### TASK OBJECTIVE
Write out all of the entries exactly, please.

— begin SUPPLIED MATERIAL —

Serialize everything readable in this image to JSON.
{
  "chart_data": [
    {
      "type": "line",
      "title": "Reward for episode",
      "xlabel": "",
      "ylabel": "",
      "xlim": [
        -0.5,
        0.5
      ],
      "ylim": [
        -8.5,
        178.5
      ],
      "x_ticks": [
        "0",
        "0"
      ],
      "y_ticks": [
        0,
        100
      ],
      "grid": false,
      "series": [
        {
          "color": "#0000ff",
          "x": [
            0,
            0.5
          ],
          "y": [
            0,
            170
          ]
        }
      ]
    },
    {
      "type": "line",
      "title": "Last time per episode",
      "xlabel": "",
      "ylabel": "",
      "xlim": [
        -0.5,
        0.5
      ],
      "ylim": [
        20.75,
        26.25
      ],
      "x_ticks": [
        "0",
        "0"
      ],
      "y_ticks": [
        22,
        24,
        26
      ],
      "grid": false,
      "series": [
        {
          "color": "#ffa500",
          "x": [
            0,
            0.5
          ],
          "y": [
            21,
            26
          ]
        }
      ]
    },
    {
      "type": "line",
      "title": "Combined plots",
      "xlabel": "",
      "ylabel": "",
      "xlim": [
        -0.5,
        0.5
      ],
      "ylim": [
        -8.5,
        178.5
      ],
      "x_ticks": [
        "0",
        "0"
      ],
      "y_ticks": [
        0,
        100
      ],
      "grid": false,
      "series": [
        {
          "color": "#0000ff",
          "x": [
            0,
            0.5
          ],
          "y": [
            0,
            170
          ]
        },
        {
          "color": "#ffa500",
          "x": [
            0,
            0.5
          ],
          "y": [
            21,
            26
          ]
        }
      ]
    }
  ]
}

— end SUPPLIED MATERIAL —

### RESPONSE TO THE TASK
Serialize everything readable in this image to JSON.
{
  "chart_data": [
    {
      "type": "line",
      "title": "Reward for episode",
      "xlabel": "",
      "ylabel": "",
      "xlim": [
        -0.5,
        0.5
      ],
      "ylim": [
        -8.5,
        178.5
      ],
      "x_ticks": [
        "0",
        "0"
      ],
      "y_ticks": [
        0,
        100
      ],
      "grid": false,
      "series": [
        {
          "color": "#0000ff",
          "x": [
            0,
            0.5
          ],
          "y": [
            0,
            170
          ]
        }
      ]
    },
    {
      "type": "line",
      "title": "Last time per episode",
      "xlabel": "",
      "ylabel": "",
      "xlim": [
        -0.5,
        0.5
      ],
      "ylim": [
        20.75,
        26.25
      ],
      "x_ticks": [
        "0",
        "0"
      ],
      "y_ticks": [
        22,
        24,
        26
      ],
      "grid": false,
      "series": [
        {
          "color": "#ffa500",
          "x": [
            0,
            0.5
          ],
          "y": [
            21,
            26
          ]
        }
      ]
    },
    {
      "type": "line",
      "title": "Combined plots",
      "xlabel": "",
      "ylabel": "",
      "xlim": [
        -0.5,
        0.5
      ],
      "ylim": [
        -8.5,
        178.5
      ],
      "x_ticks": [
        "0",
        "0"
      ],
      "y_ticks": [
        0,
        100
      ],
      "grid": false,
      "series": [
        {
          "color": "#0000ff",
          "x": [
            0,
            0.5
          ],
          "y": [
            0,
            170
          ]
        },
        {
          "color": "#ffa500",
          "x": [
            0,
            0.5
          ],
          "y": [
            21,
            26
          ]
        }
      ]
    }
  ]
}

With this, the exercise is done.